Say how many lines of the material below contain the word "fără", with no other words.

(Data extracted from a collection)
-*-*-
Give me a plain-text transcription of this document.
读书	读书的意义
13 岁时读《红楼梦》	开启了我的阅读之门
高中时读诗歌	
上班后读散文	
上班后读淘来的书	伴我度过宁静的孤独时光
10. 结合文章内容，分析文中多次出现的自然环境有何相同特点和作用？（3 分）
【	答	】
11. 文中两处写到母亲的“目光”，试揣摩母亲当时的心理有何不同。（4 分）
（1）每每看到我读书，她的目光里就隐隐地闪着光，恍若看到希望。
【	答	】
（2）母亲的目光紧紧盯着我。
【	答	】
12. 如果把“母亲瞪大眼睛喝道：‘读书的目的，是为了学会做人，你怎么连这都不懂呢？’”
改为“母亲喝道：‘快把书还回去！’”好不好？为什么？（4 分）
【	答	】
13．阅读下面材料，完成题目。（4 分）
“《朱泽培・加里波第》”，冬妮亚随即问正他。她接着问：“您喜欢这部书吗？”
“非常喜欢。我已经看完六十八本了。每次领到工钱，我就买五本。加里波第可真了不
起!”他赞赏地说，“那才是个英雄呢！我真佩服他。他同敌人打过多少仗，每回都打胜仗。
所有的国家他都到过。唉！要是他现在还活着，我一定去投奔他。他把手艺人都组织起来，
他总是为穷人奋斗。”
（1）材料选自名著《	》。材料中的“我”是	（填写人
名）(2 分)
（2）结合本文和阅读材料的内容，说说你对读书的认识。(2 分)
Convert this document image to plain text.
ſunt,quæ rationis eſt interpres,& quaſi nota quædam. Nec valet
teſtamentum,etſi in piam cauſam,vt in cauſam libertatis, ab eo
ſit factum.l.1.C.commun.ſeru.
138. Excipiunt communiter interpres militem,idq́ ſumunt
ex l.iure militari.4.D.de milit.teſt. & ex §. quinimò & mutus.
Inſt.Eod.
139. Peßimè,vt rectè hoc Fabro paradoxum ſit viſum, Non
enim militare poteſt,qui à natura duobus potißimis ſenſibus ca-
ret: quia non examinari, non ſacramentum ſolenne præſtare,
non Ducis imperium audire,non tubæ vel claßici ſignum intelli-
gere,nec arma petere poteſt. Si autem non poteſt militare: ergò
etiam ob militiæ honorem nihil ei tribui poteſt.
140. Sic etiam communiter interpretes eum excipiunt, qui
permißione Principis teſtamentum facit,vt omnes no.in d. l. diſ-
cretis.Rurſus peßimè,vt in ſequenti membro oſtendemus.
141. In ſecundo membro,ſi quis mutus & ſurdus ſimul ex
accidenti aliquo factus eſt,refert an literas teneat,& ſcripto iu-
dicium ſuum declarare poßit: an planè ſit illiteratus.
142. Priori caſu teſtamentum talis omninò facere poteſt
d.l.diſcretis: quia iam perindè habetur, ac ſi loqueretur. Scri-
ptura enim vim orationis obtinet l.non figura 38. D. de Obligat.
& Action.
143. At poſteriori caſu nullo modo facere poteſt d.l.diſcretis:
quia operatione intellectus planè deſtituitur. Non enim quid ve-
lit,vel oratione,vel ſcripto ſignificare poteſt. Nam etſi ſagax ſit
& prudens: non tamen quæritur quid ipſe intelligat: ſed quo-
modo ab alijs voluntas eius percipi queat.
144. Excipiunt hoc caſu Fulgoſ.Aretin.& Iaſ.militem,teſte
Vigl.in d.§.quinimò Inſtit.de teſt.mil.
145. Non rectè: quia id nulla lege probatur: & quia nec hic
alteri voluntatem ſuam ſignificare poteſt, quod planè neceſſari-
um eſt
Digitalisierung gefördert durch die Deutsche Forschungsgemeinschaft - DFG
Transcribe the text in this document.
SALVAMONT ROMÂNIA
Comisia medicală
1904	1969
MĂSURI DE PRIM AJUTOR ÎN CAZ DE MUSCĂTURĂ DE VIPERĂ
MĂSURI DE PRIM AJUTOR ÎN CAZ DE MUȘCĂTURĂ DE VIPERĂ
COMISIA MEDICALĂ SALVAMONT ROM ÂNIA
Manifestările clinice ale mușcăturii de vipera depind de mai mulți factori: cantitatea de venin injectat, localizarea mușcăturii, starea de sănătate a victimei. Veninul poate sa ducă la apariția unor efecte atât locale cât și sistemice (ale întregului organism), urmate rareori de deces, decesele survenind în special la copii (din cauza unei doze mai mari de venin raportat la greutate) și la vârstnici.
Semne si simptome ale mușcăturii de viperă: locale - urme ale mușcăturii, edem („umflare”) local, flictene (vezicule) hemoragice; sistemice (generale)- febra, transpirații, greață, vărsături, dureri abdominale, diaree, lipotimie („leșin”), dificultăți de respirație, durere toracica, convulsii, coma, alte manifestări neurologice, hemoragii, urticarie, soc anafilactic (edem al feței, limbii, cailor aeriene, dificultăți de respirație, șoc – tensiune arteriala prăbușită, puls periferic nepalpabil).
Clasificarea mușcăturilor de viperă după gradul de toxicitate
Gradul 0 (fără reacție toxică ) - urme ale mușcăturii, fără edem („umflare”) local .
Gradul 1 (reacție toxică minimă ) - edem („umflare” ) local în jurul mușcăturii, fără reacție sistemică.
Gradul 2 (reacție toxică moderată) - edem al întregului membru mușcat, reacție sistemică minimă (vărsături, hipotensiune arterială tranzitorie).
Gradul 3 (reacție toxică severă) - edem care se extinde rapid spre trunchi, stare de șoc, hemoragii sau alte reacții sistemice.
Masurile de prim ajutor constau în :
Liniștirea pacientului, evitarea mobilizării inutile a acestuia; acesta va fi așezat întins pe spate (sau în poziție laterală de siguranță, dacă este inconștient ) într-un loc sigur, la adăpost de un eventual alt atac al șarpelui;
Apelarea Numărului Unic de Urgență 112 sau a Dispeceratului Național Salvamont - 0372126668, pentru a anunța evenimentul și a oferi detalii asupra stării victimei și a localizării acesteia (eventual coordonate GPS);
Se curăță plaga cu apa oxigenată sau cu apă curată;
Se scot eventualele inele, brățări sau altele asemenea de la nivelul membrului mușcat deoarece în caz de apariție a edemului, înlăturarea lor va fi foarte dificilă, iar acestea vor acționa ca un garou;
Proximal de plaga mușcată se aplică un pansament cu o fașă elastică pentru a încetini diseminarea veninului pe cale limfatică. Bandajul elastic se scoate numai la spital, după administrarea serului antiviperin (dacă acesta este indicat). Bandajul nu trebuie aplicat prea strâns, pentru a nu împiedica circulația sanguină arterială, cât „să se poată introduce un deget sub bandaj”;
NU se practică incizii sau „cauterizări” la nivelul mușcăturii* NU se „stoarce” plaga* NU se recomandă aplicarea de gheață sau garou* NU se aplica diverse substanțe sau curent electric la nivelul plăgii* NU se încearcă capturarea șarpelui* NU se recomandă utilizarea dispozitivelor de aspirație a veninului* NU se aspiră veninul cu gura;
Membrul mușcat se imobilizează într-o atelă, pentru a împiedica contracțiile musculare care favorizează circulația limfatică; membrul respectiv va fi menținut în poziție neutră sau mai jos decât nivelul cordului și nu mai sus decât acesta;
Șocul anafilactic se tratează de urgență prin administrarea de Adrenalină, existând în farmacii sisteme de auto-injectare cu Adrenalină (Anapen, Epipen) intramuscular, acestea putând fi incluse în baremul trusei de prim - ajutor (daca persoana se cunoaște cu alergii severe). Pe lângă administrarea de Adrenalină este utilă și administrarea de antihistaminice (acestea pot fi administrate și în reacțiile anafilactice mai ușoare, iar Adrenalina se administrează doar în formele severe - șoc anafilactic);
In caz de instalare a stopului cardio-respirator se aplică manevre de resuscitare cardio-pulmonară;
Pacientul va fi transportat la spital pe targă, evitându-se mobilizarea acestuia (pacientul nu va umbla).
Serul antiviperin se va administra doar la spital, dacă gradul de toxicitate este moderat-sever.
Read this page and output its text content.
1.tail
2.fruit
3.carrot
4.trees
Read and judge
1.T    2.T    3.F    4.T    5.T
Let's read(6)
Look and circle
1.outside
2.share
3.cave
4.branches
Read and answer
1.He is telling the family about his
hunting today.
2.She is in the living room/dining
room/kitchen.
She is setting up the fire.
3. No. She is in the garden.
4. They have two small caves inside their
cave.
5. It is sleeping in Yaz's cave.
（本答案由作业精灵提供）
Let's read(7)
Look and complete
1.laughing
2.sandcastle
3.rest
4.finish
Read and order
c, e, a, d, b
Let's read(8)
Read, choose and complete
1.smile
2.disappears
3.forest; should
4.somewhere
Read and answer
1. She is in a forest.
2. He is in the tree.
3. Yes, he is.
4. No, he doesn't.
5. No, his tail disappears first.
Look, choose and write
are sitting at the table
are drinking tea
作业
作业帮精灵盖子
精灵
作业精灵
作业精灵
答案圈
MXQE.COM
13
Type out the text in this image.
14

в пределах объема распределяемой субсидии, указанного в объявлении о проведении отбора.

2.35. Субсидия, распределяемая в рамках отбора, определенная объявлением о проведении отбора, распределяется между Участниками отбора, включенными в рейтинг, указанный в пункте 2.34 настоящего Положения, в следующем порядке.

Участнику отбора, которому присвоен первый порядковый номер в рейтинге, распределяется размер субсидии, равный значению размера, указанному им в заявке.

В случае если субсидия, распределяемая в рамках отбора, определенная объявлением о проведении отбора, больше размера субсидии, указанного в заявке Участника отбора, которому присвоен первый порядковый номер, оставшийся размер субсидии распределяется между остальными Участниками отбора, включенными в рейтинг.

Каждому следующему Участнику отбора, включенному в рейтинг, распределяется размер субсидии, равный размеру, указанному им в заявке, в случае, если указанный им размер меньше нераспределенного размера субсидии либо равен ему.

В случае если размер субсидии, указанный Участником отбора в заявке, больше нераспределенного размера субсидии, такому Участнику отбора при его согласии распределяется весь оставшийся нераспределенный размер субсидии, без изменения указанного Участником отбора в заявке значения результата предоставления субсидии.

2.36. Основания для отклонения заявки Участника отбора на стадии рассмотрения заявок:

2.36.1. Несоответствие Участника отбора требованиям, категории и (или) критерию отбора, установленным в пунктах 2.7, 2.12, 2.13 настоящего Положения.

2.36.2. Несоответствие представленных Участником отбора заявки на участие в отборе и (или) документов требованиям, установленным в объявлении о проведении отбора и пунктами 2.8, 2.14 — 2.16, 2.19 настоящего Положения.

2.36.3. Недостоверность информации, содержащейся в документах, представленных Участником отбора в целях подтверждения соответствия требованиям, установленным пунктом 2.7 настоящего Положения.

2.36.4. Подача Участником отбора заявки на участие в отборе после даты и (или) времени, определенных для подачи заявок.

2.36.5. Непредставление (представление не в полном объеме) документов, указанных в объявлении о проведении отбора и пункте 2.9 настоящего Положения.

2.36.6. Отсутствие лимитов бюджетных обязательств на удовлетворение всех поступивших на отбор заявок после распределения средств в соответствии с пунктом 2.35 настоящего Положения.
-*-*-
_Output of the task_. 2